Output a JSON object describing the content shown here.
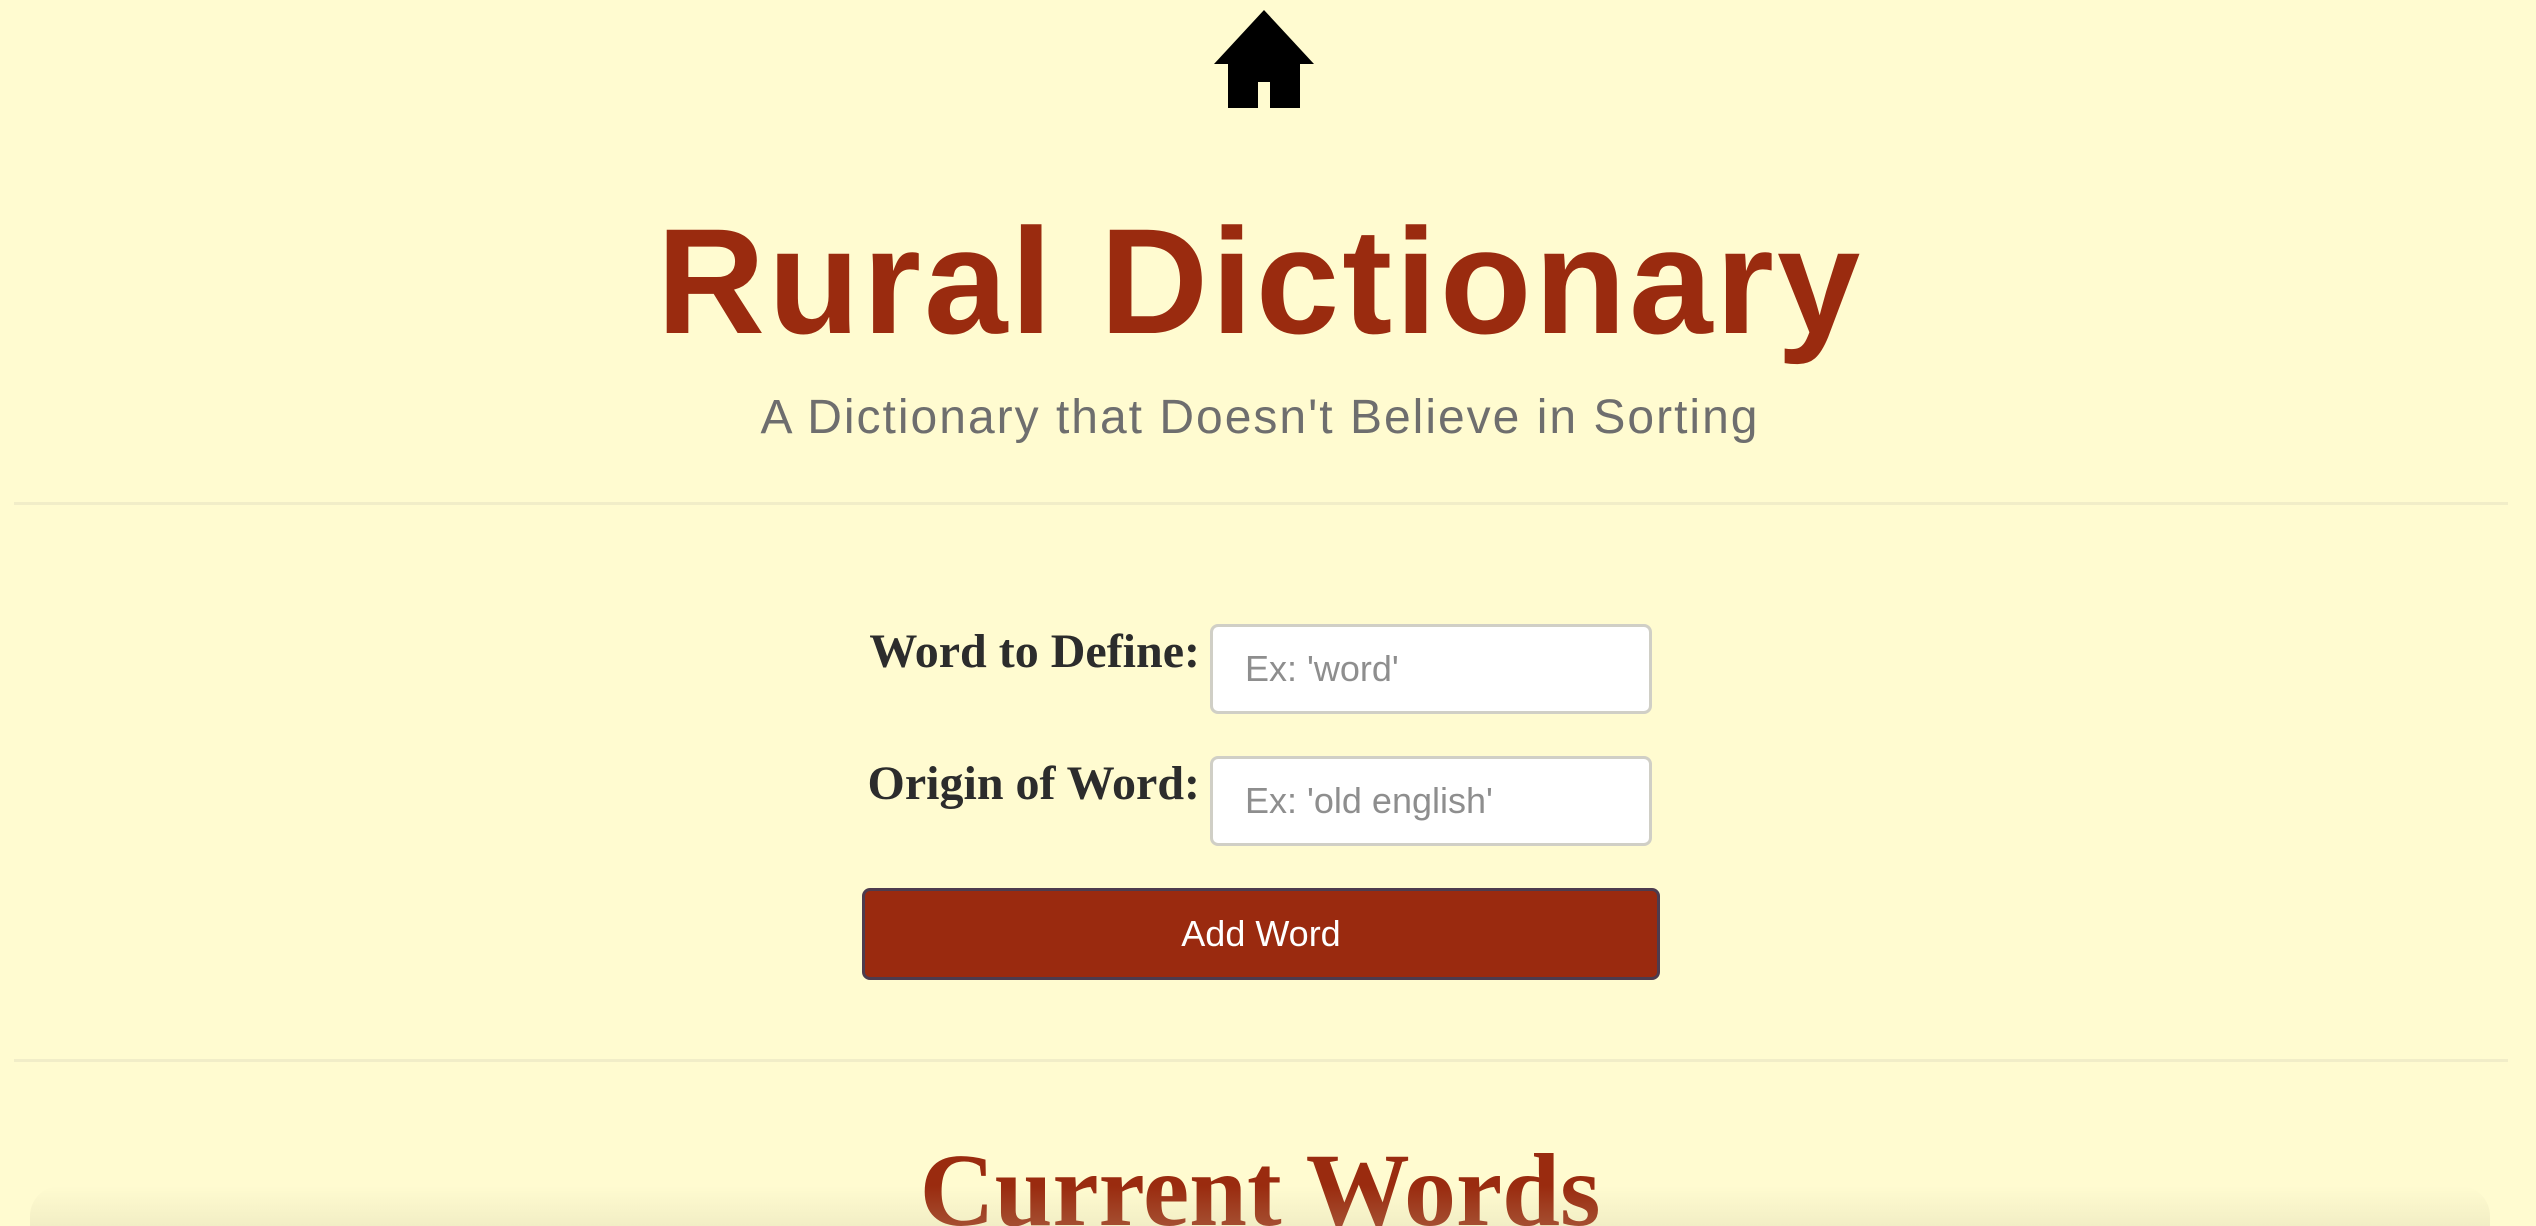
{
  "header": {
    "home_icon": "home-icon",
    "title": "Rural Dictionary",
    "subtitle": "A Dictionary that Doesn't Believe in Sorting"
  },
  "form": {
    "word_label": "Word to Define:",
    "word_placeholder": "Ex: 'word'",
    "word_value": "",
    "origin_label": "Origin of Word:",
    "origin_placeholder": "Ex: 'old english'",
    "origin_value": "",
    "submit_label": "Add Word"
  },
  "words_section": {
    "title": "Current Words"
  },
  "colors": {
    "background": "#FFFBD0",
    "accent": "#9A2B0F",
    "subtitle": "#6E6E6E"
  }
}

▶ _Stated goal_
Copy the records exactly. Skip the pictures.

▶ _Solution for this task_
Output a JSON object describing the content shown here.
{
  "header": {
    "home_icon": "home-icon",
    "title": "Rural Dictionary",
    "subtitle": "A Dictionary that Doesn't Believe in Sorting"
  },
  "form": {
    "word_label": "Word to Define:",
    "word_placeholder": "Ex: 'word'",
    "word_value": "",
    "origin_label": "Origin of Word:",
    "origin_placeholder": "Ex: 'old english'",
    "origin_value": "",
    "submit_label": "Add Word"
  },
  "words_section": {
    "title": "Current Words"
  },
  "colors": {
    "background": "#FFFBD0",
    "accent": "#9A2B0F",
    "subtitle": "#6E6E6E"
  }
}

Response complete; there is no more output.